→ **Instructions**:
A) In the article on Betty Gilpin, reproduce word for word the stretch starting at "Gilpin is hardly" and ending at "was Gilpin’s moment.".
B) Condense the paragraph of the article on Betty Gilpin that begins "Now she has a starring role" into a short bulleted list that keeps its main facts.
C) According to the article on Betty Gilpin, which character did Gilpin play on Nurse Jackie?

→ **Passage given**:

^^^^^^^^^^^^^^^^

Gilpin is hardly new to acting—you might recognize her first for playing Doctor Carrie Roman on Nurse Jackie (she’s also had guest spots on Fringe and Elementary)–but 2017 seems to be shaping up to be her year. From the moment on American Gods that Gilpin’s Audrey saw her dead best friend-turned-undead Laura Moon hanging around in her house, I became a Betty Gilpin devotee. Audrey’s terrified screaming meltdown that melts into angry grief and eventually the will to help Laura despite what passed between them was a masterpiece of a scene. This was Gilpin’s moment.

(image: Starz)

Now she has a starring role as Liberty Belle alongside Alison Brie in the lady-wrestling Netflix series GLOW. In an essay about the experience of landing and shooting the GLOW part, which was the first female-run show Gilpin worked on, she writes about her body and sense of self-worth with frank and hilarious honesty that made me frantically type “THIS IS SO BEAUTIFUL OMG” in our Mary Sue chat. You really have to read the whole thing, but I can’t help myself from excerpting some of my favorite parts so that they can live here on our site forever.

On being an awkward, self-loathing adolescent:

“I don’t know when it was, but at some point I realized the obvious truth that I was a hideous goblin under a bridge, that the sound of my voice was like audible feces, and the presence of my body in a room was like bringing a moose carcass to brunch. I adopted the posture that Katie Holmes had as Joey in Dawson’s Creek: shoulders as high to one’s ears as possible, as if I could shrug my existence away. (To this day, I legitimately blame Dawson’s for my back problems.)”

^^^^^^^^^^^^^^^^

→ **Entries supplied**:
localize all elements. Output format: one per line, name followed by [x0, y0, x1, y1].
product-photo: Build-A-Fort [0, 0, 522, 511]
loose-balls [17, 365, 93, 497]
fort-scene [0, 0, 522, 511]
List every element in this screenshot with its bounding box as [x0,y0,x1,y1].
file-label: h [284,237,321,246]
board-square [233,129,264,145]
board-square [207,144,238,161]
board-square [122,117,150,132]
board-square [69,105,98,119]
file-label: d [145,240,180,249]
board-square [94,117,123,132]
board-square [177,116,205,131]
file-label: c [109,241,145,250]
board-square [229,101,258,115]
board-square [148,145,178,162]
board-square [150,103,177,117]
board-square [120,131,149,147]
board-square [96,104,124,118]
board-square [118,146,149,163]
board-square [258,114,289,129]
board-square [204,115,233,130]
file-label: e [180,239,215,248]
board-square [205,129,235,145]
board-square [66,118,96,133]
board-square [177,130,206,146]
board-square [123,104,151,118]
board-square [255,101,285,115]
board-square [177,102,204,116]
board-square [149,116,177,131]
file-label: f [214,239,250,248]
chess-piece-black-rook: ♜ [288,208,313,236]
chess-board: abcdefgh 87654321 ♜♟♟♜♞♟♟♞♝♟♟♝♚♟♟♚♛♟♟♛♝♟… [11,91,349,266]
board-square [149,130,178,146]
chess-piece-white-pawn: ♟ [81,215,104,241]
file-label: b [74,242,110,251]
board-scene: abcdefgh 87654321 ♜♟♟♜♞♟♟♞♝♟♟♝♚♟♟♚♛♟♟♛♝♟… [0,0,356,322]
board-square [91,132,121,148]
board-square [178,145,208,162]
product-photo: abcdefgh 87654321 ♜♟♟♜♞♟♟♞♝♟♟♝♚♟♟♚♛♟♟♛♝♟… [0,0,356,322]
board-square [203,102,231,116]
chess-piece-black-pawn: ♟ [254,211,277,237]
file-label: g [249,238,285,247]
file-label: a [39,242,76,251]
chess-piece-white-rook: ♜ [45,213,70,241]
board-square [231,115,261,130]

^^^^^^^^^^^^^^^^

→ **Task answers**:
A)
Gilpin is hardly new to acting—you might recognize her first for playing Doctor Carrie Roman on Nurse Jackie (she’s also had guest spots on Fringe and Elementary)–but 2017 seems to be shaping up to be her year. From the moment on American Gods that Gilpin’s Audrey saw her dead best friend-turned-undead Laura Moon hanging around in her house, I became a Betty Gilpin devotee. Audrey’s terrified screaming meltdown that melts into angry grief and eventually the will to help Laura despite what passed between them was a masterpiece of a scene. This was Gilpin’s moment.

B)
- Gilpin stars as Liberty Belle alongside Alison Brie in GLOW, a Netflix series about women's wrestling.
- She wrote an essay about landing and shooting the part. GLOW was the first female-run show she worked on.
- The essay is frank and funny about her body and sense of self-worth.
- The article's writer urges reading the whole essay and shares some favorite excerpts from it.

C) Doctor Carrie Roman.